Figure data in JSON

(begin)

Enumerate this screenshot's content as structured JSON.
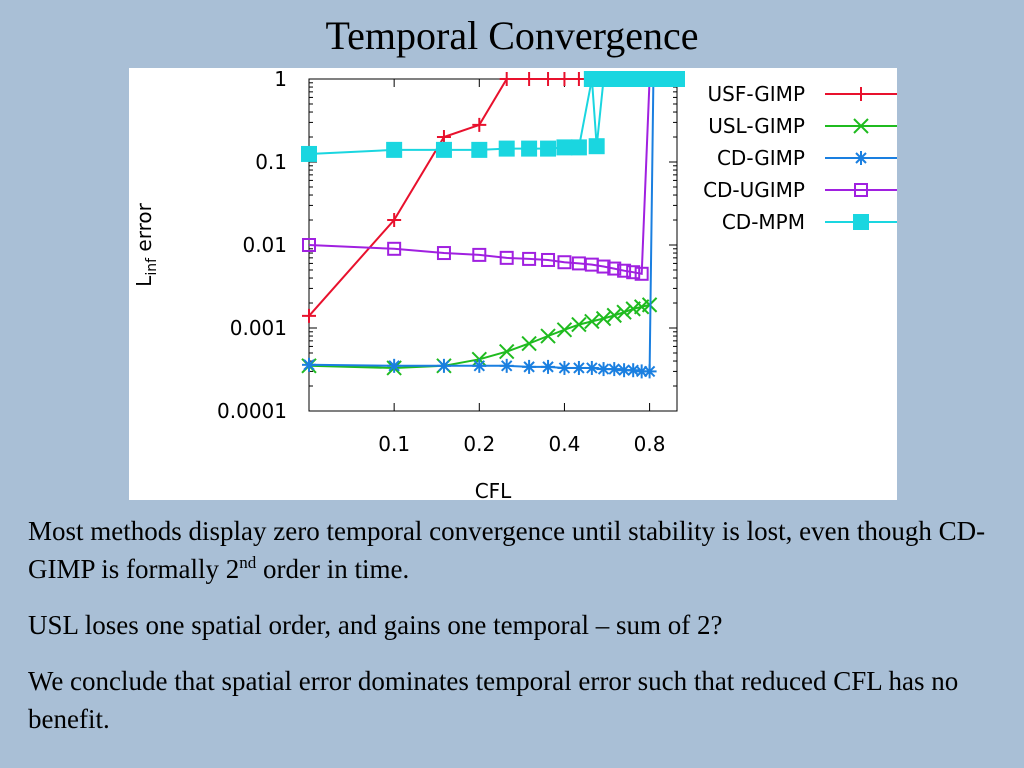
{
  "slide": {
    "title": "Temporal Convergence",
    "para1_a": "Most methods display zero temporal convergence until stability is lost, even though CD-GIMP is formally 2",
    "para1_sup": "nd",
    "para1_b": " order in time.",
    "para2": "USL loses one spatial order, and gains one temporal – sum of 2?",
    "para3": "We conclude that spatial error dominates temporal error such that reduced CFL has no benefit."
  },
  "chart_data": {
    "type": "line",
    "title": "",
    "xlabel": "CFL",
    "ylabel": "L",
    "ylabel_sub": "inf",
    "ylabel_rest": " error",
    "xscale": "log",
    "yscale": "log",
    "xlim": [
      0.05,
      1.0
    ],
    "ylim": [
      0.0001,
      1
    ],
    "xticks": [
      {
        "value": 0.1,
        "label": "0.1"
      },
      {
        "value": 0.2,
        "label": "0.2"
      },
      {
        "value": 0.4,
        "label": "0.4"
      },
      {
        "value": 0.8,
        "label": "0.8"
      }
    ],
    "yticks": [
      {
        "value": 1,
        "label": "1"
      },
      {
        "value": 0.1,
        "label": "0.1"
      },
      {
        "value": 0.01,
        "label": "0.01"
      },
      {
        "value": 0.001,
        "label": "0.001"
      },
      {
        "value": 0.0001,
        "label": "0.0001"
      }
    ],
    "legend_position": "outside-right",
    "grid": false,
    "series": [
      {
        "name": "USF-GIMP",
        "color": "#e8112d",
        "marker": "plus",
        "x": [
          0.05,
          0.1,
          0.15,
          0.2,
          0.25,
          0.3,
          0.35,
          0.4,
          0.45,
          0.5
        ],
        "y": [
          0.0014,
          0.02,
          0.2,
          0.28,
          1,
          1,
          1,
          1,
          1,
          1
        ]
      },
      {
        "name": "USL-GIMP",
        "color": "#1fbb1f",
        "marker": "x",
        "x": [
          0.05,
          0.1,
          0.15,
          0.2,
          0.25,
          0.3,
          0.35,
          0.4,
          0.45,
          0.5,
          0.55,
          0.6,
          0.65,
          0.7,
          0.75,
          0.8
        ],
        "y": [
          0.00035,
          0.00033,
          0.00035,
          0.00042,
          0.00052,
          0.00065,
          0.0008,
          0.00095,
          0.0011,
          0.0012,
          0.0013,
          0.00142,
          0.00155,
          0.0017,
          0.0018,
          0.0019
        ]
      },
      {
        "name": "CD-GIMP",
        "color": "#1a7fe0",
        "marker": "asterisk",
        "x": [
          0.05,
          0.1,
          0.15,
          0.2,
          0.25,
          0.3,
          0.35,
          0.4,
          0.45,
          0.5,
          0.55,
          0.6,
          0.65,
          0.7,
          0.75,
          0.8,
          0.825
        ],
        "y": [
          0.00036,
          0.00035,
          0.00035,
          0.00035,
          0.00035,
          0.00034,
          0.00034,
          0.00033,
          0.00033,
          0.00033,
          0.00032,
          0.00032,
          0.00031,
          0.00031,
          0.0003,
          0.0003,
          1
        ]
      },
      {
        "name": "CD-UGIMP",
        "color": "#a020e0",
        "marker": "open-square",
        "x": [
          0.05,
          0.1,
          0.15,
          0.2,
          0.25,
          0.3,
          0.35,
          0.4,
          0.45,
          0.5,
          0.55,
          0.6,
          0.65,
          0.7,
          0.75,
          0.8
        ],
        "y": [
          0.01,
          0.009,
          0.008,
          0.0076,
          0.007,
          0.0068,
          0.0066,
          0.0062,
          0.006,
          0.0058,
          0.0055,
          0.0052,
          0.0049,
          0.0047,
          0.0045,
          1
        ]
      },
      {
        "name": "CD-MPM",
        "color": "#1ad6e0",
        "marker": "filled-square",
        "x": [
          0.05,
          0.1,
          0.15,
          0.2,
          0.25,
          0.3,
          0.35,
          0.4,
          0.45,
          0.5,
          0.52,
          0.55,
          0.6,
          0.65,
          0.7,
          0.75,
          0.8,
          0.9,
          1.0
        ],
        "y": [
          0.125,
          0.14,
          0.14,
          0.14,
          0.145,
          0.145,
          0.145,
          0.15,
          0.15,
          1,
          0.155,
          1,
          1,
          1,
          1,
          1,
          1,
          1,
          1
        ]
      }
    ]
  }
}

(end)

▸ Exercise details: Copy out the listing exactly as it stands, but not the pictures.

▸ Response:
Enumerate this screenshot's content as structured JSON.
{
  "slide": {
    "title": "Temporal Convergence",
    "para1_a": "Most methods display zero temporal convergence until stability is lost, even though CD-GIMP is formally 2",
    "para1_sup": "nd",
    "para1_b": " order in time.",
    "para2": "USL loses one spatial order, and gains one temporal – sum of 2?",
    "para3": "We conclude that spatial error dominates temporal error such that reduced CFL has no benefit."
  },
  "chart_data": {
    "type": "line",
    "title": "",
    "xlabel": "CFL",
    "ylabel": "L",
    "ylabel_sub": "inf",
    "ylabel_rest": " error",
    "xscale": "log",
    "yscale": "log",
    "xlim": [
      0.05,
      1.0
    ],
    "ylim": [
      0.0001,
      1
    ],
    "xticks": [
      {
        "value": 0.1,
        "label": "0.1"
      },
      {
        "value": 0.2,
        "label": "0.2"
      },
      {
        "value": 0.4,
        "label": "0.4"
      },
      {
        "value": 0.8,
        "label": "0.8"
      }
    ],
    "yticks": [
      {
        "value": 1,
        "label": "1"
      },
      {
        "value": 0.1,
        "label": "0.1"
      },
      {
        "value": 0.01,
        "label": "0.01"
      },
      {
        "value": 0.001,
        "label": "0.001"
      },
      {
        "value": 0.0001,
        "label": "0.0001"
      }
    ],
    "legend_position": "outside-right",
    "grid": false,
    "series": [
      {
        "name": "USF-GIMP",
        "color": "#e8112d",
        "marker": "plus",
        "x": [
          0.05,
          0.1,
          0.15,
          0.2,
          0.25,
          0.3,
          0.35,
          0.4,
          0.45,
          0.5
        ],
        "y": [
          0.0014,
          0.02,
          0.2,
          0.28,
          1,
          1,
          1,
          1,
          1,
          1
        ]
      },
      {
        "name": "USL-GIMP",
        "color": "#1fbb1f",
        "marker": "x",
        "x": [
          0.05,
          0.1,
          0.15,
          0.2,
          0.25,
          0.3,
          0.35,
          0.4,
          0.45,
          0.5,
          0.55,
          0.6,
          0.65,
          0.7,
          0.75,
          0.8
        ],
        "y": [
          0.00035,
          0.00033,
          0.00035,
          0.00042,
          0.00052,
          0.00065,
          0.0008,
          0.00095,
          0.0011,
          0.0012,
          0.0013,
          0.00142,
          0.00155,
          0.0017,
          0.0018,
          0.0019
        ]
      },
      {
        "name": "CD-GIMP",
        "color": "#1a7fe0",
        "marker": "asterisk",
        "x": [
          0.05,
          0.1,
          0.15,
          0.2,
          0.25,
          0.3,
          0.35,
          0.4,
          0.45,
          0.5,
          0.55,
          0.6,
          0.65,
          0.7,
          0.75,
          0.8,
          0.825
        ],
        "y": [
          0.00036,
          0.00035,
          0.00035,
          0.00035,
          0.00035,
          0.00034,
          0.00034,
          0.00033,
          0.00033,
          0.00033,
          0.00032,
          0.00032,
          0.00031,
          0.00031,
          0.0003,
          0.0003,
          1
        ]
      },
      {
        "name": "CD-UGIMP",
        "color": "#a020e0",
        "marker": "open-square",
        "x": [
          0.05,
          0.1,
          0.15,
          0.2,
          0.25,
          0.3,
          0.35,
          0.4,
          0.45,
          0.5,
          0.55,
          0.6,
          0.65,
          0.7,
          0.75,
          0.8
        ],
        "y": [
          0.01,
          0.009,
          0.008,
          0.0076,
          0.007,
          0.0068,
          0.0066,
          0.0062,
          0.006,
          0.0058,
          0.0055,
          0.0052,
          0.0049,
          0.0047,
          0.0045,
          1
        ]
      },
      {
        "name": "CD-MPM",
        "color": "#1ad6e0",
        "marker": "filled-square",
        "x": [
          0.05,
          0.1,
          0.15,
          0.2,
          0.25,
          0.3,
          0.35,
          0.4,
          0.45,
          0.5,
          0.52,
          0.55,
          0.6,
          0.65,
          0.7,
          0.75,
          0.8,
          0.9,
          1.0
        ],
        "y": [
          0.125,
          0.14,
          0.14,
          0.14,
          0.145,
          0.145,
          0.145,
          0.15,
          0.15,
          1,
          0.155,
          1,
          1,
          1,
          1,
          1,
          1,
          1,
          1
        ]
      }
    ]
  }
}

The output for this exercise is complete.